(WHAT NEEDS TO BE DONE):
Copy out each line of the material in which the word "panel" appears.

(SUPPLIED DATA):

============================================================

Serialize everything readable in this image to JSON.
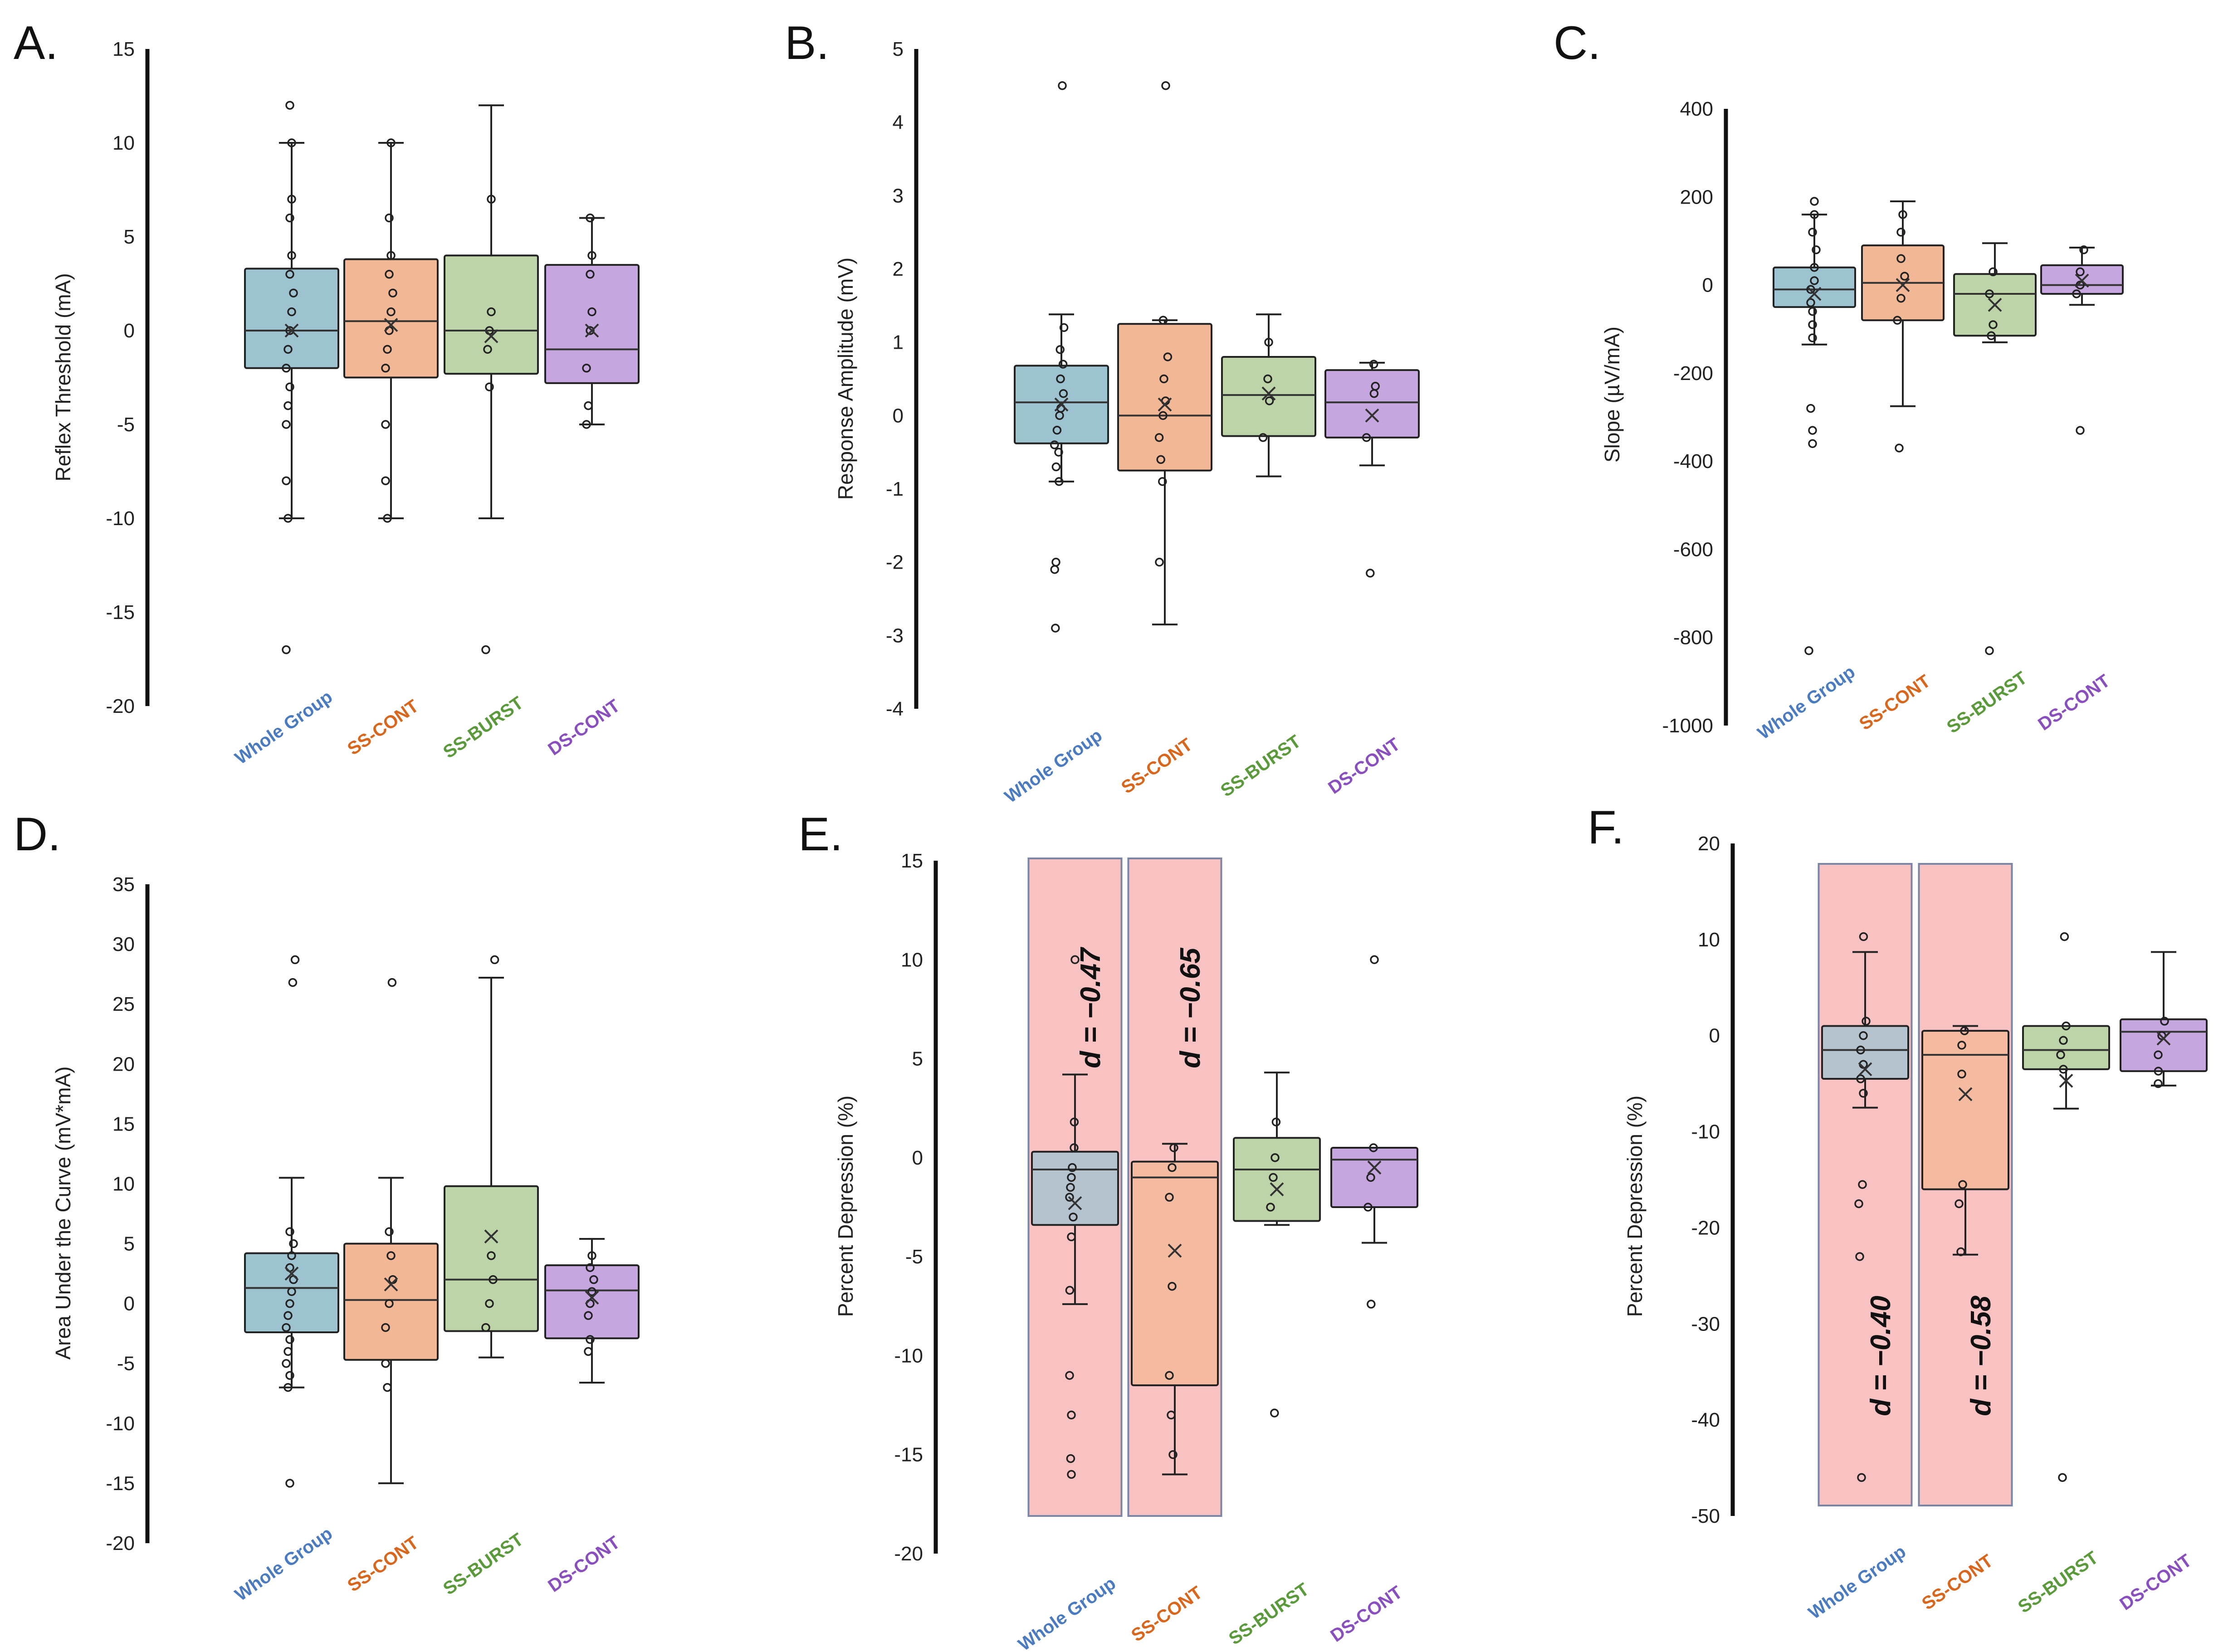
{
  "figure": {
    "categories": [
      "Whole Group",
      "SS-CONT",
      "SS-BURST",
      "DS-CONT"
    ],
    "colors": {
      "Whole Group": "#9dc3d1",
      "SS-CONT": "#f2b896",
      "SS-BURST": "#bcd4a8",
      "DS-CONT": "#c5a6de",
      "label_Whole Group": "#4a7bc1",
      "label_SS-CONT": "#d8661c",
      "label_SS-BURST": "#5a9a3a",
      "label_DS-CONT": "#8a4fbf",
      "highlight_fill": "#f9c2c2",
      "highlight_stroke": "#7b86a6",
      "box_stroke": "#222222"
    }
  },
  "chart_data": [
    {
      "panel": "A.",
      "type": "box",
      "ylabel": "Reflex Threshold  (mA)",
      "ylim": [
        -20,
        15
      ],
      "yticks": [
        15,
        10,
        5,
        0,
        -5,
        -10,
        -15,
        -20
      ],
      "groups": [
        {
          "name": "Whole Group",
          "q1": -2,
          "median": 0,
          "q3": 3.3,
          "mean": 0,
          "whisker_low": -10,
          "whisker_high": 10,
          "points": [
            12,
            10,
            7,
            6,
            4,
            3,
            2,
            1,
            0,
            -1,
            -2,
            -3,
            -4,
            -5,
            -8,
            -10,
            -17
          ]
        },
        {
          "name": "SS-CONT",
          "q1": -2.5,
          "median": 0.5,
          "q3": 3.8,
          "mean": 0.3,
          "whisker_low": -10,
          "whisker_high": 10,
          "points": [
            10,
            6,
            4,
            3,
            2,
            1,
            0,
            -1,
            -2,
            -5,
            -8,
            -10
          ]
        },
        {
          "name": "SS-BURST",
          "q1": -2.3,
          "median": 0,
          "q3": 4,
          "mean": -0.3,
          "whisker_low": -10,
          "whisker_high": 12,
          "points": [
            7,
            1,
            0,
            -1,
            -3,
            -17
          ]
        },
        {
          "name": "DS-CONT",
          "q1": -2.8,
          "median": -1,
          "q3": 3.5,
          "mean": 0,
          "whisker_low": -5,
          "whisker_high": 6,
          "points": [
            6,
            4,
            3,
            1,
            0,
            -2,
            -4,
            -5
          ]
        }
      ]
    },
    {
      "panel": "B.",
      "type": "box",
      "ylabel": "Response Amplitude  (mV)",
      "ylim": [
        -4,
        5
      ],
      "yticks": [
        5,
        4,
        3,
        2,
        1,
        0,
        -1,
        -2,
        -3,
        -4
      ],
      "groups": [
        {
          "name": "Whole Group",
          "q1": -0.38,
          "median": 0.18,
          "q3": 0.68,
          "mean": 0.15,
          "whisker_low": -0.9,
          "whisker_high": 1.38,
          "points": [
            4.5,
            1.2,
            0.9,
            0.7,
            0.5,
            0.3,
            0.1,
            0,
            -0.2,
            -0.4,
            -0.5,
            -0.7,
            -0.9,
            -2,
            -2.1,
            -2.9
          ]
        },
        {
          "name": "SS-CONT",
          "q1": -0.75,
          "median": 0,
          "q3": 1.25,
          "mean": 0.15,
          "whisker_low": -2.85,
          "whisker_high": 1.3,
          "points": [
            4.5,
            1.3,
            0.8,
            0.5,
            0.2,
            0,
            -0.3,
            -0.6,
            -0.9,
            -2
          ]
        },
        {
          "name": "SS-BURST",
          "q1": -0.28,
          "median": 0.28,
          "q3": 0.8,
          "mean": 0.3,
          "whisker_low": -0.83,
          "whisker_high": 1.38,
          "points": [
            1,
            0.5,
            0.2,
            -0.3
          ]
        },
        {
          "name": "DS-CONT",
          "q1": -0.3,
          "median": 0.18,
          "q3": 0.62,
          "mean": 0,
          "whisker_low": -0.68,
          "whisker_high": 0.72,
          "points": [
            0.7,
            0.4,
            0.3,
            -0.3,
            -2.15
          ]
        }
      ]
    },
    {
      "panel": "C.",
      "type": "box",
      "ylabel": "Slope  (µV/mA)",
      "ylim": [
        -1000,
        400
      ],
      "yticks": [
        400,
        200,
        0,
        -200,
        -400,
        -600,
        -800,
        -1000
      ],
      "groups": [
        {
          "name": "Whole Group",
          "q1": -50,
          "median": -10,
          "q3": 40,
          "mean": -20,
          "whisker_low": -135,
          "whisker_high": 160,
          "points": [
            190,
            160,
            120,
            80,
            40,
            10,
            -10,
            -40,
            -60,
            -90,
            -120,
            -280,
            -330,
            -360,
            -830
          ]
        },
        {
          "name": "SS-CONT",
          "q1": -80,
          "median": 5,
          "q3": 90,
          "mean": 0,
          "whisker_low": -275,
          "whisker_high": 190,
          "points": [
            160,
            120,
            60,
            20,
            -30,
            -80,
            -370
          ]
        },
        {
          "name": "SS-BURST",
          "q1": -115,
          "median": -20,
          "q3": 25,
          "mean": -45,
          "whisker_low": -130,
          "whisker_high": 95,
          "points": [
            30,
            -20,
            -90,
            -115,
            -830
          ]
        },
        {
          "name": "DS-CONT",
          "q1": -20,
          "median": 0,
          "q3": 45,
          "mean": 10,
          "whisker_low": -45,
          "whisker_high": 85,
          "points": [
            80,
            30,
            0,
            -20,
            -330
          ]
        }
      ]
    },
    {
      "panel": "D.",
      "type": "box",
      "ylabel": "Area Under the Curve  (mV*mA)",
      "ylim": [
        -20,
        35
      ],
      "yticks": [
        35,
        30,
        25,
        20,
        15,
        10,
        5,
        0,
        -5,
        -10,
        -15,
        -20
      ],
      "groups": [
        {
          "name": "Whole Group",
          "q1": -2.4,
          "median": 1.3,
          "q3": 4.2,
          "mean": 2.5,
          "whisker_low": -7,
          "whisker_high": 10.5,
          "points": [
            28.7,
            26.8,
            6,
            5,
            4,
            3,
            2,
            1,
            0,
            -1,
            -2,
            -3,
            -4,
            -5,
            -6,
            -7,
            -15
          ]
        },
        {
          "name": "SS-CONT",
          "q1": -4.7,
          "median": 0.3,
          "q3": 5,
          "mean": 1.6,
          "whisker_low": -15,
          "whisker_high": 10.5,
          "points": [
            26.8,
            6,
            4,
            2,
            0,
            -2,
            -5,
            -7
          ]
        },
        {
          "name": "SS-BURST",
          "q1": -2.3,
          "median": 2,
          "q3": 9.8,
          "mean": 5.6,
          "whisker_low": -4.5,
          "whisker_high": 27.2,
          "points": [
            28.7,
            4,
            2,
            0,
            -2
          ]
        },
        {
          "name": "DS-CONT",
          "q1": -2.9,
          "median": 1.1,
          "q3": 3.2,
          "mean": 0.5,
          "whisker_low": -6.6,
          "whisker_high": 5.4,
          "points": [
            4,
            3,
            2,
            1,
            0,
            -1,
            -3,
            -4
          ]
        }
      ]
    },
    {
      "panel": "E.",
      "type": "box",
      "ylabel": "Percent Depression (%)",
      "ylim": [
        -20,
        15
      ],
      "yticks": [
        15,
        10,
        5,
        0,
        -5,
        -10,
        -15,
        -20
      ],
      "highlight": [
        {
          "group": "Whole Group",
          "label": "d = −0.47"
        },
        {
          "group": "SS-CONT",
          "label": "d = −0.65"
        }
      ],
      "groups": [
        {
          "name": "Whole Group",
          "q1": -3.4,
          "median": -0.6,
          "q3": 0.3,
          "mean": -2.3,
          "whisker_low": -7.4,
          "whisker_high": 4.2,
          "points": [
            10,
            1.8,
            0.5,
            -0.5,
            -1,
            -1.5,
            -2,
            -3,
            -4,
            -6.7,
            -11,
            -13,
            -15.2,
            -16
          ]
        },
        {
          "name": "SS-CONT",
          "q1": -11.5,
          "median": -1,
          "q3": -0.2,
          "mean": -4.7,
          "whisker_low": -16,
          "whisker_high": 0.7,
          "points": [
            0.5,
            -0.5,
            -2,
            -6.5,
            -11,
            -13,
            -15
          ]
        },
        {
          "name": "SS-BURST",
          "q1": -3.2,
          "median": -0.6,
          "q3": 1,
          "mean": -1.6,
          "whisker_low": -3.4,
          "whisker_high": 4.3,
          "points": [
            1.8,
            0,
            -1,
            -2.5,
            -12.9
          ]
        },
        {
          "name": "DS-CONT",
          "q1": -2.5,
          "median": -0.1,
          "q3": 0.5,
          "mean": -0.5,
          "whisker_low": -4.3,
          "whisker_high": 0.5,
          "points": [
            10,
            0.5,
            -1,
            -2.5,
            -7.4
          ]
        }
      ]
    },
    {
      "panel": "F.",
      "type": "box",
      "ylabel": "Percent Depression (%)",
      "ylim": [
        -50,
        20
      ],
      "yticks": [
        20,
        10,
        0,
        -10,
        -20,
        -30,
        -40,
        -50
      ],
      "highlight": [
        {
          "group": "Whole Group",
          "label": "d = −0.40"
        },
        {
          "group": "SS-CONT",
          "label": "d = −0.58"
        }
      ],
      "groups": [
        {
          "name": "Whole Group",
          "q1": -4.5,
          "median": -1.5,
          "q3": 1,
          "mean": -3.5,
          "whisker_low": -7.5,
          "whisker_high": 8.7,
          "points": [
            10.3,
            1.5,
            0,
            -1.5,
            -3,
            -4.5,
            -6,
            -15.5,
            -17.5,
            -23,
            -46
          ]
        },
        {
          "name": "SS-CONT",
          "q1": -16,
          "median": -2,
          "q3": 0.5,
          "mean": -6.1,
          "whisker_low": -22.8,
          "whisker_high": 1,
          "points": [
            0.5,
            -1,
            -4,
            -15.5,
            -17.5,
            -22.5
          ]
        },
        {
          "name": "SS-BURST",
          "q1": -3.5,
          "median": -1.5,
          "q3": 1,
          "mean": -4.7,
          "whisker_low": -7.6,
          "whisker_high": 1,
          "points": [
            10.3,
            1,
            -0.5,
            -2,
            -3.5,
            -46
          ]
        },
        {
          "name": "DS-CONT",
          "q1": -3.7,
          "median": 0.4,
          "q3": 1.7,
          "mean": -0.3,
          "whisker_low": -5.2,
          "whisker_high": 8.7,
          "points": [
            1.5,
            0,
            -2,
            -3.7,
            -5
          ]
        }
      ]
    }
  ]
}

============================================================

(SOLVED PROBLEM):
      "panel": "A.",
      "panel": "B.",
      "panel": "C.",
      "panel": "D.",
      "panel": "E.",
      "panel": "F.",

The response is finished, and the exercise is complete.